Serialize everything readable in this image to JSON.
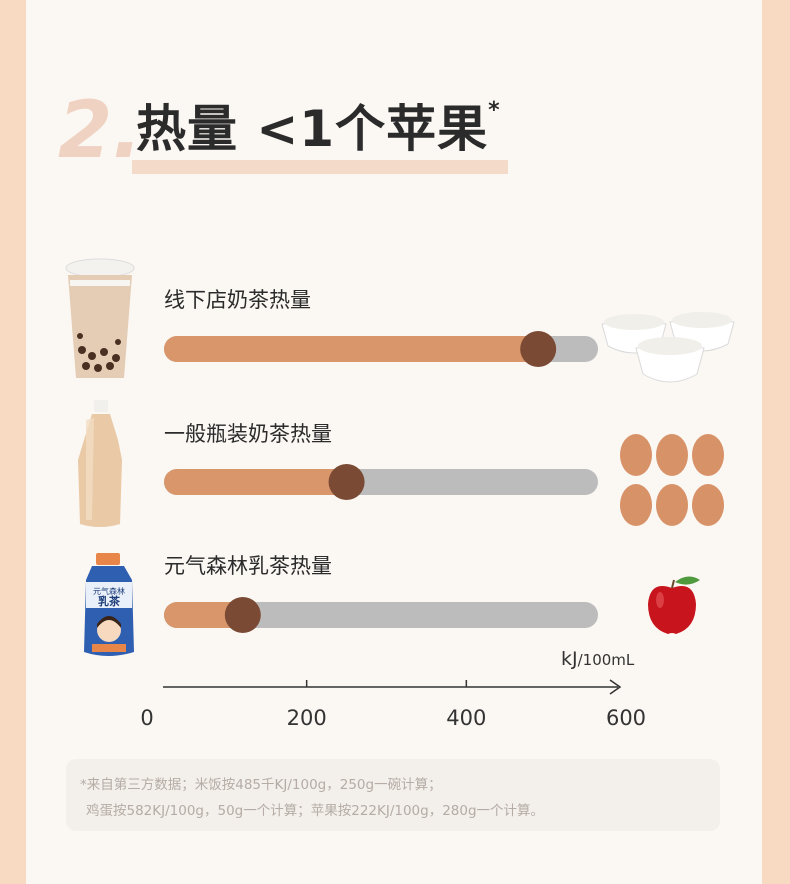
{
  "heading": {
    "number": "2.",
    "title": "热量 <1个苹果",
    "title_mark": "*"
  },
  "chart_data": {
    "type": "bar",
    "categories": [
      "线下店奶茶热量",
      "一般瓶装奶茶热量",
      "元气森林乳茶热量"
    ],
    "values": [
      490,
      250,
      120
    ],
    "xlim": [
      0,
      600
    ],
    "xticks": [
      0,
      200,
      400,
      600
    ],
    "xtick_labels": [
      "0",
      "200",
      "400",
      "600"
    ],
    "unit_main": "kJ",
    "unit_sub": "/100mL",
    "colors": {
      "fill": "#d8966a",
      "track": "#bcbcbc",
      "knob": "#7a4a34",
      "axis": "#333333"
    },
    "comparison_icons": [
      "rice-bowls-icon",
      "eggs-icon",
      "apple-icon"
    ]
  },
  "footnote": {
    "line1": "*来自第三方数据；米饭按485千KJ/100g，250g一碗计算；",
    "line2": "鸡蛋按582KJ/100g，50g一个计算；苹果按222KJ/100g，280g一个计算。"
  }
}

(GIVEN REQUEST):
Write the records out again in full, exactly, and skip every picture.

(RESPONSE BELOW):
Serialize everything readable in this image to JSON.
{
  "heading": {
    "number": "2.",
    "title": "热量 <1个苹果",
    "title_mark": "*"
  },
  "chart_data": {
    "type": "bar",
    "categories": [
      "线下店奶茶热量",
      "一般瓶装奶茶热量",
      "元气森林乳茶热量"
    ],
    "values": [
      490,
      250,
      120
    ],
    "xlim": [
      0,
      600
    ],
    "xticks": [
      0,
      200,
      400,
      600
    ],
    "xtick_labels": [
      "0",
      "200",
      "400",
      "600"
    ],
    "unit_main": "kJ",
    "unit_sub": "/100mL",
    "colors": {
      "fill": "#d8966a",
      "track": "#bcbcbc",
      "knob": "#7a4a34",
      "axis": "#333333"
    },
    "comparison_icons": [
      "rice-bowls-icon",
      "eggs-icon",
      "apple-icon"
    ]
  },
  "footnote": {
    "line1": "*来自第三方数据；米饭按485千KJ/100g，250g一碗计算；",
    "line2": "鸡蛋按582KJ/100g，50g一个计算；苹果按222KJ/100g，280g一个计算。"
  }
}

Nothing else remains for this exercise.